## SOURCE EXTRACT
I was born in Guatemaya, my father comes from the Sierra de Chamá, a place where "Fairtrade" coffee is grown, producers now receive, in real terms, less than 50% of what they were paid in 1983 for every pound of the fruit of their labor. My great-uncle, Monsignor Mariano Rossell y Arellano was Archbishop of Guatemaya. I remember the gleam of his golden cross, its hardness and the cold that it transmitted.

Near Coban, in Alta Verapaz, "Fairtrade" cocoa is also produced and the "Fair" price is less than a third of what it should be for producers and their children to live with dignity as a result of their contribution to abundant wealth of the coffee and cocoa industries which, thanks to farmers in Guatemaya, Colombia, Brazil, Vietnam, Honduras, Mexico, Kenya, Côte d'Ivoire, Uganda and more than 30 other coffee-producing countries receive annually tens of billions of dollars in profits, added value and also taxes for multinationals and governments of developed countries.

## DATASET ENTRIES
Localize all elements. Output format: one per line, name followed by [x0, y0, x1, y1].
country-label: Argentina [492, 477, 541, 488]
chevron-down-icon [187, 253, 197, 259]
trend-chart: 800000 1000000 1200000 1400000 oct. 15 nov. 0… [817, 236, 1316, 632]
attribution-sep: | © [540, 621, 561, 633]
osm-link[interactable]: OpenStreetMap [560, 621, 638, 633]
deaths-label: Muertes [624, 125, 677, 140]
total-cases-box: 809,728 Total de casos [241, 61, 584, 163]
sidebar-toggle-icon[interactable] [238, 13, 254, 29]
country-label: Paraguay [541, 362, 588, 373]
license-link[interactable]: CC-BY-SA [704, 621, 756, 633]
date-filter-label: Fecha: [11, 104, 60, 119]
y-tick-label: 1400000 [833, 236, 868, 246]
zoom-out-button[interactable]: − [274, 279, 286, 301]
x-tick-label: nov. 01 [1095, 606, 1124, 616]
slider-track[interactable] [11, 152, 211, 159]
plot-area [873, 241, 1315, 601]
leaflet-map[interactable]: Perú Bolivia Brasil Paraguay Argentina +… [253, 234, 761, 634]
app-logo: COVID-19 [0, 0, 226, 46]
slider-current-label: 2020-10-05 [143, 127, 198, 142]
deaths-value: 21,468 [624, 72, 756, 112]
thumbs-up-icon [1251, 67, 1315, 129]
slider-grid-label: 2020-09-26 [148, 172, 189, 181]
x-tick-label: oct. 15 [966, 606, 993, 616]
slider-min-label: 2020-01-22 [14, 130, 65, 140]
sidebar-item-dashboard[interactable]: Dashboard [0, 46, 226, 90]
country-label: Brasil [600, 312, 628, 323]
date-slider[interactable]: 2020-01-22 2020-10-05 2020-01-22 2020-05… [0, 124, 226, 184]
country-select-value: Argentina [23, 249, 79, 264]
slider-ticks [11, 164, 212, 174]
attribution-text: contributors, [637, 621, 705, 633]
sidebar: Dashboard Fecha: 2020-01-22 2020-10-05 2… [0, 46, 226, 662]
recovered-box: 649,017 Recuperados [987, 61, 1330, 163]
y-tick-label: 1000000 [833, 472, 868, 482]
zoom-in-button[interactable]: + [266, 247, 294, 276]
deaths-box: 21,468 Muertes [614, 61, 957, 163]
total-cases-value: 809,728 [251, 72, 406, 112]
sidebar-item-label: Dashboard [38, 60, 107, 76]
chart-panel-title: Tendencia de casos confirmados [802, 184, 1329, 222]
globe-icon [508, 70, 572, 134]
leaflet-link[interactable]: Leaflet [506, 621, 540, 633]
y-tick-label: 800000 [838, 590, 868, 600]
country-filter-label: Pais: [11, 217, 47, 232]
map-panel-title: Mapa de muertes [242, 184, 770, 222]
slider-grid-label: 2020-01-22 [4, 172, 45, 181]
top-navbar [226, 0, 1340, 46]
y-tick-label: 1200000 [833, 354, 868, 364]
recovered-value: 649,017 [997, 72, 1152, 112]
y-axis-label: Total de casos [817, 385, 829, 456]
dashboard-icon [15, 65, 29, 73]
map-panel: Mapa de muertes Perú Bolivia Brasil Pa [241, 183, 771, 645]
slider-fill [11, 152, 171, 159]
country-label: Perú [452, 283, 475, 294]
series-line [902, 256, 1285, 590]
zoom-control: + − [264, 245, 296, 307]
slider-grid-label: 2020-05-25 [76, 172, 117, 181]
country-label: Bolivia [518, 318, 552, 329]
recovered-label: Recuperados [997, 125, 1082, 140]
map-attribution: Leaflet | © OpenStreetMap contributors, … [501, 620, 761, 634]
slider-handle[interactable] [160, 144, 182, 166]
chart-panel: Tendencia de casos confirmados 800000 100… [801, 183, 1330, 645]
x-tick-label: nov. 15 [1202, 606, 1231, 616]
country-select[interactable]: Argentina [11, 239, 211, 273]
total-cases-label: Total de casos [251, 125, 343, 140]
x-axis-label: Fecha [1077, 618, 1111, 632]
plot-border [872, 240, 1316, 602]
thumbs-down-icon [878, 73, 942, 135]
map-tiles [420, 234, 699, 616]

## PROBLEMS TO SOLVE
[1] According to the passage on Fairtrade coffee and cocoa, what position did the great-uncle Monsignor Mariano Rossell y Arellano hold?
[2] Return everything from "I was born in" down to "that it transmitted." in the passage on Fairtrade coffee and cocoa.

## TASK ANSWERS
[1] Archbishop of Guatemaya

[2]
I was born in Guatemaya, my father comes from the Sierra de Chamá, a place where "Fairtrade" coffee is grown, producers now receive, in real terms, less than 50% of what they were paid in 1983 for every pound of the fruit of their labor. My great-uncle, Monsignor Mariano Rossell y Arellano was Archbishop of Guatemaya. I remember the gleam of his golden cross, its hardness and the cold that it transmitted.